▶ **Instrução dada**
Por favor, transcreva palavra por palavra a parte do trecho sobre exposição a ruído no trabalho que começa em "Conforme acima destacado, está" e termina em "do laudo técnico.".

▶ **Trecho selecionado**
Tendo em vista o dissenso jurisprudencial sobre a possibilidade de se aplicar retroativamente o disposto no Decreto nº 4.882/2003, para se considerar prejudicial, desde 05.03.1997, a exposição a ruídos de 85 decibéis, a questão foi levada ao Colendo Superior Tribunal de Justiça que, no julgamento do Recurso especial 1398260/PR, em 14.05.2014, submetido ao rito do art.543-C do Código de Processo Civil (Recurso especial Repetitivo), fixou entendimento pela impossibilidade de se aplicar de forma retroativa o Decreto nº 4.882/2003, que reduziu o patamar de ruído para 85 decibéis, na forma que segue:
Dessa forma, é de considerar prejudicial até 05.03.1997 a exposição a ruídos superiores a 80 decibéis, de 06.03.1997 a 18.11.2003, a exposição a ruídos de 90 decibéis e, a partir de então, a exposição a ruídos de 85 decibéis.
Conforme acima destacado, está pacificado no E. STJ (Resp 1398260/PR) o entendimento de que a norma que rege o tempo de serviço é aquela vigente no momento da prestação, devendo, assim, ser observado o limite de 90 decibéis no período de 06.03.1997 a 18.11.2003.
De outra parte, o Perfil Profissiográfico Previdenciário - PPP, instituído pelo art. 58, §4º, da Lei nº 9.528/97, é documento que retrata as características do trabalho do segurado, e traz a identificação do engenheiro ou perito responsável pela avaliação das condições de trabalho, sendo apto para comprovar o exercício de atividades em condições especiais, fazendo às vezes do laudo técnico.
E não afasta a validade de suas conclusões o fato de ter sido o PPP ou laudo elaborado posteriormente à prestação do serviço, vez que tal requisito não está previsto em lei, mormente porque a responsabilidade por sua expedição é do empregador, não podendo o empregado arcar com o ônus de eventual desídia daquele e, ademais, a evolução tecnológica tende a propiciar condições ambientais menos agressivas à saúde do obreiro do que aquelas vivenciadas à época da execução dos serviços.

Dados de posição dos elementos

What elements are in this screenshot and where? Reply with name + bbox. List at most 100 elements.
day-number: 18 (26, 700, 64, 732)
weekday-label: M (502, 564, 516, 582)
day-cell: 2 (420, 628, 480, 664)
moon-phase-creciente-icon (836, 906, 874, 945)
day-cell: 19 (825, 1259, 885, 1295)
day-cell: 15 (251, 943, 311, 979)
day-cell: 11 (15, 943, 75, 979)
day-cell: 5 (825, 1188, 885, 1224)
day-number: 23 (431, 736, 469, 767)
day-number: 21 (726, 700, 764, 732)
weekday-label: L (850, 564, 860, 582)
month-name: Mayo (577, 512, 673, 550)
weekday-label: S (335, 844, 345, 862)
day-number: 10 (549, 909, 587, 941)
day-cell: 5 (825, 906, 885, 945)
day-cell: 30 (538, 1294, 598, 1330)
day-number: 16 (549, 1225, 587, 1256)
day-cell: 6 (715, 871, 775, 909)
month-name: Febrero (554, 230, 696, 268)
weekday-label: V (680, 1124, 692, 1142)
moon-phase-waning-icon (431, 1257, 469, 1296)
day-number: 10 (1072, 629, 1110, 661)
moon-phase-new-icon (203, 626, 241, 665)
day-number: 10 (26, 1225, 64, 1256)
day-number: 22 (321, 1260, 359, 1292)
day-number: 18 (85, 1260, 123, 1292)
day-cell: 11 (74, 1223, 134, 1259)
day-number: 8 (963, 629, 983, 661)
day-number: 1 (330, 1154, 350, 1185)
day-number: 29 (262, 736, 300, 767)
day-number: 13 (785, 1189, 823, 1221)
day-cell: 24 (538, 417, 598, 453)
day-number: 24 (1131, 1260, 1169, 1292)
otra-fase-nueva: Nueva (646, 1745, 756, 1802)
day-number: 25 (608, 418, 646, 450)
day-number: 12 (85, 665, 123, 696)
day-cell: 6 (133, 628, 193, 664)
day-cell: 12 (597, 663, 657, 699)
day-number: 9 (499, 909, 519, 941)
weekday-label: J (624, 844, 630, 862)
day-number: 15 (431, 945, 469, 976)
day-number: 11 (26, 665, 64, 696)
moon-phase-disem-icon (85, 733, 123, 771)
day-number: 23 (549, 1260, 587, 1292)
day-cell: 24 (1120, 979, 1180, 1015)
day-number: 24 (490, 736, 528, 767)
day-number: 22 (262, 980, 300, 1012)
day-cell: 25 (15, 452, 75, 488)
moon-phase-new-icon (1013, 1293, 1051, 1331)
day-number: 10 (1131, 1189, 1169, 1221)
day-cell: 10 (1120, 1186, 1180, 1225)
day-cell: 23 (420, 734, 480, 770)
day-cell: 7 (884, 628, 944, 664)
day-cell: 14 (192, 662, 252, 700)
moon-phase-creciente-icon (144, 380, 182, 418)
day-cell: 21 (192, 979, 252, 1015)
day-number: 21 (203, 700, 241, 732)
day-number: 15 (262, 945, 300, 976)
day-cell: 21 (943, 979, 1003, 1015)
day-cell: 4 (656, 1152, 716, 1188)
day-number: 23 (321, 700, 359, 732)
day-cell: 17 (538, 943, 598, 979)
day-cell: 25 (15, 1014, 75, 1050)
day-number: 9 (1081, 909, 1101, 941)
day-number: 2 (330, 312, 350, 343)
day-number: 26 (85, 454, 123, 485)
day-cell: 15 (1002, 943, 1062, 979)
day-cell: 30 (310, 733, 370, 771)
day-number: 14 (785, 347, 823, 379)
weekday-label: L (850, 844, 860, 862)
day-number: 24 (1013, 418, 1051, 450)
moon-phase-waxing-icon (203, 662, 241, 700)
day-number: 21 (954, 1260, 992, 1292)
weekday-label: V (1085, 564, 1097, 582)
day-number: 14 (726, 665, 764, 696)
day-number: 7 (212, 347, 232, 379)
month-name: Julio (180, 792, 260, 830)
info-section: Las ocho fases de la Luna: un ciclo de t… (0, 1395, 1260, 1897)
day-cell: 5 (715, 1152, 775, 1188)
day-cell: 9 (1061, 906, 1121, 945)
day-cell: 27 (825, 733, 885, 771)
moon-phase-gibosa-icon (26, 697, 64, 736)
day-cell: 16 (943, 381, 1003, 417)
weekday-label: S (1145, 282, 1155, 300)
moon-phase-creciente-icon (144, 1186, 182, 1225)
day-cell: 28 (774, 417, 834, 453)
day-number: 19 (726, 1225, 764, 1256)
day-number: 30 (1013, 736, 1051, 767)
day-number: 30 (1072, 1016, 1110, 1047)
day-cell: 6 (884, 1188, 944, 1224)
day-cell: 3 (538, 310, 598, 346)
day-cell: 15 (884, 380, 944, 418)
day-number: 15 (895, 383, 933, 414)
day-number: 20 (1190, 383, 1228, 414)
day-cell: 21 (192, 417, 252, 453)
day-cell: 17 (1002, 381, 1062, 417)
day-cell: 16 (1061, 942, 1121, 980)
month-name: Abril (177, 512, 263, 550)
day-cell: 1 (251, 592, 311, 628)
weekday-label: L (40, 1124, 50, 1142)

▶ **Problema resolvido**
Conforme acima destacado, está pacificado no E. STJ (Resp 1398260/PR) o entendimento de que a norma que rege o tempo de serviço é aquela vigente no momento da prestação, devendo, assim, ser observado o limite de 90 decibéis no período de 06.03.1997 a 18.11.2003.
De outra parte, o Perfil Profissiográfico Previdenciário - PPP, instituído pelo art. 58, §4º, da Lei nº 9.528/97, é documento que retrata as características do trabalho do segurado, e traz a identificação do engenheiro ou perito responsável pela avaliação das condições de trabalho, sendo apto para comprovar o exercício de atividades em condições especiais, fazendo às vezes do laudo técnico.